— Exercise objective —
Please output the lines shown below exactly as they appear.

— Information given —
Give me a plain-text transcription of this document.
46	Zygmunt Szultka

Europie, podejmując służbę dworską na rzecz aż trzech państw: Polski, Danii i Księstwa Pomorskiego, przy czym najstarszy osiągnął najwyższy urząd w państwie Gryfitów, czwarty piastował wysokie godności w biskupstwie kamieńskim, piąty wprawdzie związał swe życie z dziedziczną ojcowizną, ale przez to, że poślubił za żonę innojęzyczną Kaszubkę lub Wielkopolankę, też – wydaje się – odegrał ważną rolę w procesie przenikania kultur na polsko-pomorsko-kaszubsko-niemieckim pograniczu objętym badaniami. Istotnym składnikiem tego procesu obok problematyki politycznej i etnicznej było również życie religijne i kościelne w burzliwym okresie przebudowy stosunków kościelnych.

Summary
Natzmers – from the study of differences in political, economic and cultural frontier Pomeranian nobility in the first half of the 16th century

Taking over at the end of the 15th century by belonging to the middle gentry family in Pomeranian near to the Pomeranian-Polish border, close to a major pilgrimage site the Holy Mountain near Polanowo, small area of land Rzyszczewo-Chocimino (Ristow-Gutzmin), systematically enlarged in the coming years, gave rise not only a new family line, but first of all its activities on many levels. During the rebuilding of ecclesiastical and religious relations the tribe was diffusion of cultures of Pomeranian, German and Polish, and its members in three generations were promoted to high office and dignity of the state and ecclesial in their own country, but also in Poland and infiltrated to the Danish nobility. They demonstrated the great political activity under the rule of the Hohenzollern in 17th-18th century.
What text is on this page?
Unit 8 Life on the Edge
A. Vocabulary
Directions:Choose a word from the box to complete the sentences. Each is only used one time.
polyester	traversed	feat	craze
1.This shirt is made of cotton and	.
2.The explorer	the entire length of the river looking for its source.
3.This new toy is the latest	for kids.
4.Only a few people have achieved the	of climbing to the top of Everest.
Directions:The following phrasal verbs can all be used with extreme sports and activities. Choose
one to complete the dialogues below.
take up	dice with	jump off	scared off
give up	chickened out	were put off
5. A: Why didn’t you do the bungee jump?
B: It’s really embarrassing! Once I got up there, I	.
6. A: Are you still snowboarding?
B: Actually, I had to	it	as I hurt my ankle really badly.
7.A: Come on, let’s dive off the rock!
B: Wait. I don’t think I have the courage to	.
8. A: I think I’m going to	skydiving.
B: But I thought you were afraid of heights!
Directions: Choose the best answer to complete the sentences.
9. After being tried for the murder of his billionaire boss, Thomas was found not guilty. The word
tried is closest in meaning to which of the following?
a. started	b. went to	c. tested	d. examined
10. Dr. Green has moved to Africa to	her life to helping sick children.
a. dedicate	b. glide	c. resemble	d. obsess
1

— Answer for this exercise —
Give me a plain-text transcription of this document.
46	Zygmunt Szultka

Europie, podejmując służbę dworską na rzecz aż trzech państw: Polski, Danii i Księstwa Pomorskiego, przy czym najstarszy osiągnął najwyższy urząd w państwie Gryfitów, czwarty piastował wysokie godności w biskupstwie kamieńskim, piąty wprawdzie związał swe życie z dziedziczną ojcowizną, ale przez to, że poślubił za żonę innojęzyczną Kaszubkę lub Wielkopolankę, też – wydaje się – odegrał ważną rolę w procesie przenikania kultur na polsko-pomorsko-kaszubsko-niemieckim pograniczu objętym badaniami. Istotnym składnikiem tego procesu obok problematyki politycznej i etnicznej było również życie religijne i kościelne w burzliwym okresie przebudowy stosunków kościelnych.

Summary
Natzmers – from the study of differences in political, economic and cultural frontier Pomeranian nobility in the first half of the 16th century

Taking over at the end of the 15th century by belonging to the middle gentry family in Pomeranian near to the Pomeranian-Polish border, close to a major pilgrimage site the Holy Mountain near Polanowo, small area of land Rzyszczewo-Chocimino (Ristow-Gutzmin), systematically enlarged in the coming years, gave rise not only a new family line, but first of all its activities on many levels. During the rebuilding of ecclesiastical and religious relations the tribe was diffusion of cultures of Pomeranian, German and Polish, and its members in three generations were promoted to high office and dignity of the state and ecclesial in their own country, but also in Poland and infiltrated to the Danish nobility. They demonstrated the great political activity under the rule of the Hohenzollern in 17th-18th century.
What text is on this page?
Unit 8 Life on the Edge
A. Vocabulary
Directions:Choose a word from the box to complete the sentences. Each is only used one time.
polyester	traversed	feat	craze
1.This shirt is made of cotton and	.
2.The explorer	the entire length of the river looking for its source.
3.This new toy is the latest	for kids.
4.Only a few people have achieved the	of climbing to the top of Everest.
Directions:The following phrasal verbs can all be used with extreme sports and activities. Choose
one to complete the dialogues below.
take up	dice with	jump off	scared off
give up	chickened out	were put off
5. A: Why didn’t you do the bungee jump?
B: It’s really embarrassing! Once I got up there, I	.
6. A: Are you still snowboarding?
B: Actually, I had to	it	as I hurt my ankle really badly.
7.A: Come on, let’s dive off the rock!
B: Wait. I don’t think I have the courage to	.
8. A: I think I’m going to	skydiving.
B: But I thought you were afraid of heights!
Directions: Choose the best answer to complete the sentences.
9. After being tried for the murder of his billionaire boss, Thomas was found not guilty. The word
tried is closest in meaning to which of the following?
a. started	b. went to	c. tested	d. examined
10. Dr. Green has moved to Africa to	her life to helping sick children.
a. dedicate	b. glide	c. resemble	d. obsess
1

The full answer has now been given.